In the entries that follow, how many lines contain "kostnader"? Answer with the number only.

• **Entries supplied**:
+-------+

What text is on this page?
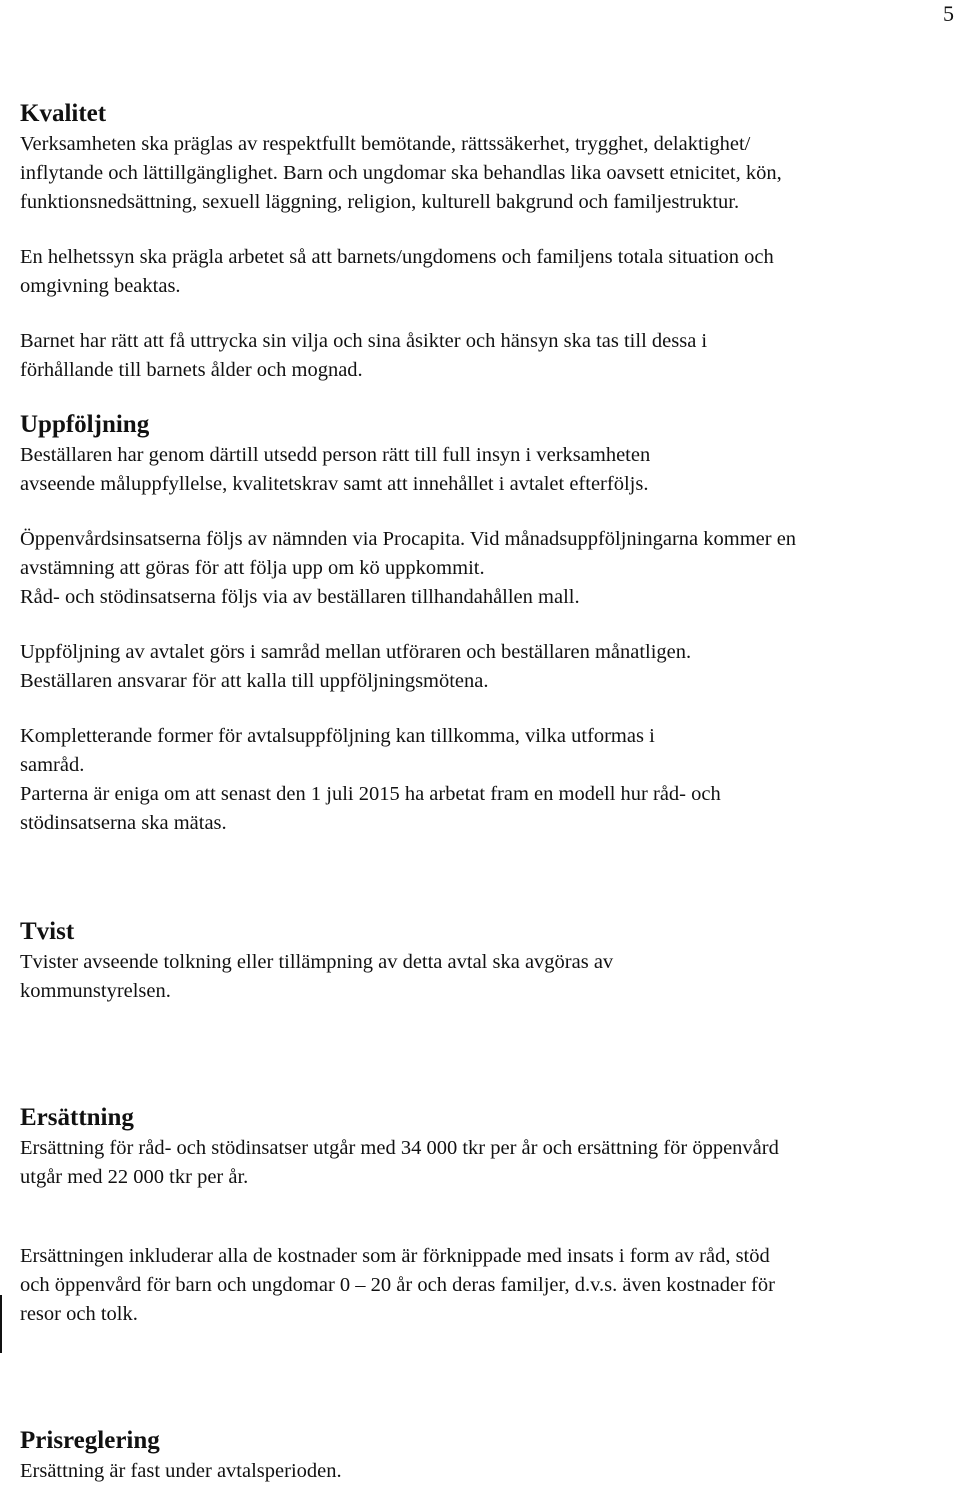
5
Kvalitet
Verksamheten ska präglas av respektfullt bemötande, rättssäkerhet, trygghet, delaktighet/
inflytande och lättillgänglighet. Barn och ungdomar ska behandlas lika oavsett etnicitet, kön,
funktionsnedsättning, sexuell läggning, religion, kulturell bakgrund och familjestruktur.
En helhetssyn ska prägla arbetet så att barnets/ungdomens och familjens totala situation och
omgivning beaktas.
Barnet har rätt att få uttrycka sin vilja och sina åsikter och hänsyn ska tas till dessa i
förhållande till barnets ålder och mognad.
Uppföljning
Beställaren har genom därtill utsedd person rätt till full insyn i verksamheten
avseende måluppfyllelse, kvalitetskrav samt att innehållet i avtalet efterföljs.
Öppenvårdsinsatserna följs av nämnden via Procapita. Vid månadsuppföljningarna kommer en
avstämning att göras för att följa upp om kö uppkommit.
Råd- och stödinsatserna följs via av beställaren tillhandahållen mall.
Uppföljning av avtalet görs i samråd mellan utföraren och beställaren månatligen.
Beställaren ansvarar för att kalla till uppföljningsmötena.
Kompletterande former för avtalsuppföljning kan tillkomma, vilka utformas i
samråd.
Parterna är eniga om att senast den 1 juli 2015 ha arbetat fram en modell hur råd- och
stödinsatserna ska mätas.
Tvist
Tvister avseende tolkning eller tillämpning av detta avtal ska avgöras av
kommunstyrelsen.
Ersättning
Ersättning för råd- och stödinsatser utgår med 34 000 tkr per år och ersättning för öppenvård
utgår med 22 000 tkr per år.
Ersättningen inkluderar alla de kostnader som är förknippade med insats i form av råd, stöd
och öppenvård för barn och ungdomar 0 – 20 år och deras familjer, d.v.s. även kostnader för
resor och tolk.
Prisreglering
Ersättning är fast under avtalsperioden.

+-------+

• **Reply to the task**: 2